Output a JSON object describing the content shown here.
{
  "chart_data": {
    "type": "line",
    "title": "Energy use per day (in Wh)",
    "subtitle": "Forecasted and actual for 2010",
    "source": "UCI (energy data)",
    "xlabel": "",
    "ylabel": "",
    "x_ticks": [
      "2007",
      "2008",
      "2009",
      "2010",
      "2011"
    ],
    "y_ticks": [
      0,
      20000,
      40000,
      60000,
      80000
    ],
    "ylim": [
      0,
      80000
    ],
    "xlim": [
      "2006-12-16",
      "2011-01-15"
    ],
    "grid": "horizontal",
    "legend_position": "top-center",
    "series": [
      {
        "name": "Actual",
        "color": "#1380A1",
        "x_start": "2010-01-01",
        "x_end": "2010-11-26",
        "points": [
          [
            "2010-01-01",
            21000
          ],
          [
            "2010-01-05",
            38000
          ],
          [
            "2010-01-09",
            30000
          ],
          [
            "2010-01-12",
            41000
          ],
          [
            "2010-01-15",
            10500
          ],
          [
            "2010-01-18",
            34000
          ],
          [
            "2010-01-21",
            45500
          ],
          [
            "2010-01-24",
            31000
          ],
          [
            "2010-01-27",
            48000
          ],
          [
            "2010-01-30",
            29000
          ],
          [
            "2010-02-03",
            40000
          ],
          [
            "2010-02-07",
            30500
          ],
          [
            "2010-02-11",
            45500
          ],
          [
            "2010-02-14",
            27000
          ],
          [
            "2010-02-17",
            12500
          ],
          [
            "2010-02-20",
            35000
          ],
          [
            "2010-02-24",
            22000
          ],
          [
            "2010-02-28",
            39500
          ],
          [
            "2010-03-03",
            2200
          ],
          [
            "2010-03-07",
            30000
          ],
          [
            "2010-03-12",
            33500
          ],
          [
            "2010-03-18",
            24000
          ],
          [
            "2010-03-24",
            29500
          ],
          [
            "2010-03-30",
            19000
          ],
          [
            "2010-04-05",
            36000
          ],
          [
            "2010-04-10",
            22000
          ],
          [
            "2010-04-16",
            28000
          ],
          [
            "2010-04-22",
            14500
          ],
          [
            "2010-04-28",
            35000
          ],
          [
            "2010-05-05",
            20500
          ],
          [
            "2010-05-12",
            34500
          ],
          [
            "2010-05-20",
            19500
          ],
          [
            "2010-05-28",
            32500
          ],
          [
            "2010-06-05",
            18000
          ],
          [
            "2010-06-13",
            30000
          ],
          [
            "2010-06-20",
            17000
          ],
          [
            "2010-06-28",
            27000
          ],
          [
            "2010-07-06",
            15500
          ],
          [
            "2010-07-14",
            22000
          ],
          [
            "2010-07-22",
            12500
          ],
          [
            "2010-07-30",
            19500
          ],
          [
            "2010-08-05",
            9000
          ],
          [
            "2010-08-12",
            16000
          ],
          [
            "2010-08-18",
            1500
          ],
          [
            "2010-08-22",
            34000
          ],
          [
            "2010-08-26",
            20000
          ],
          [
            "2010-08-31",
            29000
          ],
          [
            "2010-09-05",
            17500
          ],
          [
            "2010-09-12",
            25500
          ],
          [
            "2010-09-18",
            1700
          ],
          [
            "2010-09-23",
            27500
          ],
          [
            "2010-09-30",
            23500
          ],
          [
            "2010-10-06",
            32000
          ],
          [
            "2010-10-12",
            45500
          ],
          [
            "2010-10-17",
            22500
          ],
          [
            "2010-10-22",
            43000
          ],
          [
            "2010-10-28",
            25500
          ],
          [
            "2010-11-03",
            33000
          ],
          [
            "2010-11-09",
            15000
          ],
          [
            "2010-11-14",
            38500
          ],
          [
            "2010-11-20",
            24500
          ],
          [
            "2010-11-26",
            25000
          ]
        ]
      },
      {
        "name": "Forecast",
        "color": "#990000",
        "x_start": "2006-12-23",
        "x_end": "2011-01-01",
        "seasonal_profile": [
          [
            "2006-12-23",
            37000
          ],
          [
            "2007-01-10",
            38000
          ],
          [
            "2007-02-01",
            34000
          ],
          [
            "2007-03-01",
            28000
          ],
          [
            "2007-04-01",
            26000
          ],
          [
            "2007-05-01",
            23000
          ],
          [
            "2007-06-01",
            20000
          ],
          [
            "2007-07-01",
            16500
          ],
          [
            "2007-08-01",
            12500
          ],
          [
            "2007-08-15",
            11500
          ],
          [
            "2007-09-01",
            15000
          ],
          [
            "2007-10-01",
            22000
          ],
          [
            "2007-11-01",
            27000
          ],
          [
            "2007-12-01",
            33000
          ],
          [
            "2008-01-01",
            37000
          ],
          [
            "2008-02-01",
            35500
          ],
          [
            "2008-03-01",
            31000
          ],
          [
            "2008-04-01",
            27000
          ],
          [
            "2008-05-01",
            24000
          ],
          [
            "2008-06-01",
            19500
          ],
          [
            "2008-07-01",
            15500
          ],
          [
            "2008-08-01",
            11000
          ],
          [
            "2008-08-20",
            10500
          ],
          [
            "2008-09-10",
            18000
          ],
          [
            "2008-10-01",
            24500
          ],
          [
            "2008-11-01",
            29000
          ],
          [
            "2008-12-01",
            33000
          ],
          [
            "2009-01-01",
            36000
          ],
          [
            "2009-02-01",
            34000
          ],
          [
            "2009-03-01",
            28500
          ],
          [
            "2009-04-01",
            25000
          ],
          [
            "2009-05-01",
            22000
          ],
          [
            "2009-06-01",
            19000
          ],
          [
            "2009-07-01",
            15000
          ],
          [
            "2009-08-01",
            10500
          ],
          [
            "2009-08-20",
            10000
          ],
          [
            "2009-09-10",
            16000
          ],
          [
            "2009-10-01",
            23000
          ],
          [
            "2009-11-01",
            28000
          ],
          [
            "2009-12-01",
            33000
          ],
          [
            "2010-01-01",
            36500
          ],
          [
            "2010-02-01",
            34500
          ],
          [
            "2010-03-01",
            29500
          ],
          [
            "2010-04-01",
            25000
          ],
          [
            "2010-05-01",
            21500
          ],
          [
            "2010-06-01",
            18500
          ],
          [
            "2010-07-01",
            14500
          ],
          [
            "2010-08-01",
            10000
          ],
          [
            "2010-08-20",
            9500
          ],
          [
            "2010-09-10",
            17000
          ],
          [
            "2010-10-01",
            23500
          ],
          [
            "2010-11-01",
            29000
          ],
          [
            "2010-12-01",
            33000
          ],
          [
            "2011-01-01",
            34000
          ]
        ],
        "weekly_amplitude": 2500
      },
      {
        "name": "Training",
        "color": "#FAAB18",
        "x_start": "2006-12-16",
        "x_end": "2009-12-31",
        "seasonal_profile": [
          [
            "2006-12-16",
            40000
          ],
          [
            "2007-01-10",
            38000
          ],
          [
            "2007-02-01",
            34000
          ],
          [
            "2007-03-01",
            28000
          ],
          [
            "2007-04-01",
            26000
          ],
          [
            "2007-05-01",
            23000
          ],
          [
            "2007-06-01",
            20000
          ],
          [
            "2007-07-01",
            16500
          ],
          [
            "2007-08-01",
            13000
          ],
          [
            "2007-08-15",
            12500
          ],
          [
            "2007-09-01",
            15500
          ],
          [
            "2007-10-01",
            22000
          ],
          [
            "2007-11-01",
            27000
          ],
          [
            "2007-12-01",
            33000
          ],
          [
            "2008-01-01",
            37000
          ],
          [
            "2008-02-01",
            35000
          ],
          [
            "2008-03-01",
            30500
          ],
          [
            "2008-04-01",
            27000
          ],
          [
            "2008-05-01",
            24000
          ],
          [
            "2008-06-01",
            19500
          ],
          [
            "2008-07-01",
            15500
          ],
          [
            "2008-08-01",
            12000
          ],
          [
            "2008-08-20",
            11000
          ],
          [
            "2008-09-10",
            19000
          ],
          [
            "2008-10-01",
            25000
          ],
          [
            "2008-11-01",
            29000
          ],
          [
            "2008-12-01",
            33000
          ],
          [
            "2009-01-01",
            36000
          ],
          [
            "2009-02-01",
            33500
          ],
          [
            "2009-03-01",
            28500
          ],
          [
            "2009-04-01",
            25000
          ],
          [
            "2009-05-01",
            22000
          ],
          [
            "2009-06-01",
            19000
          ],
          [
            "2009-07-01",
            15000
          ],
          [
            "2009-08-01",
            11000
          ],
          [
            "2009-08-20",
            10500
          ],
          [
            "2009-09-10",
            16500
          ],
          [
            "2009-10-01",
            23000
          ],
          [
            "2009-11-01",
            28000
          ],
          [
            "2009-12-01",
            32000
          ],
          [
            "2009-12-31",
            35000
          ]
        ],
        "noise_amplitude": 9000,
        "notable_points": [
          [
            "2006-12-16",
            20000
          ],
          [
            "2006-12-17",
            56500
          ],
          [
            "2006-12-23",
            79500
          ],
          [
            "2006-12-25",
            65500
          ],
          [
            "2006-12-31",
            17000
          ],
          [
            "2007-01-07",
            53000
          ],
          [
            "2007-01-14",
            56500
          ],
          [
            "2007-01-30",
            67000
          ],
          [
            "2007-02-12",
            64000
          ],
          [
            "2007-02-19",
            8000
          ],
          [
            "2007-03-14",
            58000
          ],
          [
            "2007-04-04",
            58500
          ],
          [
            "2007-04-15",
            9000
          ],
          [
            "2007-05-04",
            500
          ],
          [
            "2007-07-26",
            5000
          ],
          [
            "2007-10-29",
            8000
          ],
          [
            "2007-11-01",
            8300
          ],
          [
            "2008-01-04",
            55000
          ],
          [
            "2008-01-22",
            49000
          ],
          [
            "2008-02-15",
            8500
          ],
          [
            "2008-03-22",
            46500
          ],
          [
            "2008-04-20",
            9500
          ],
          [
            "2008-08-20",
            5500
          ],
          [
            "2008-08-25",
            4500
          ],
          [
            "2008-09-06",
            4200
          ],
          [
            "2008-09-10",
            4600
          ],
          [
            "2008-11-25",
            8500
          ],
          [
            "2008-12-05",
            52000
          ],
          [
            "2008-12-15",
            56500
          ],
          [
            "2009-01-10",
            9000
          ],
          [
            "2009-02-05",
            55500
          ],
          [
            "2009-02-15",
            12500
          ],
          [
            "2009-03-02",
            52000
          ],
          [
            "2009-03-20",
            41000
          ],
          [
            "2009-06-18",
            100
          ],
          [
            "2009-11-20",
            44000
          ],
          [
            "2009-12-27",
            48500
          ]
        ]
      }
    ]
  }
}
◇ ◇ ◇ ◇ ◇
*What is being asked:* Scan the material above for the string "color" and report each line where you find it.

*The answer:*
        "color": "#1380A1",
        "color": "#990000",
        "color": "#FAAB18",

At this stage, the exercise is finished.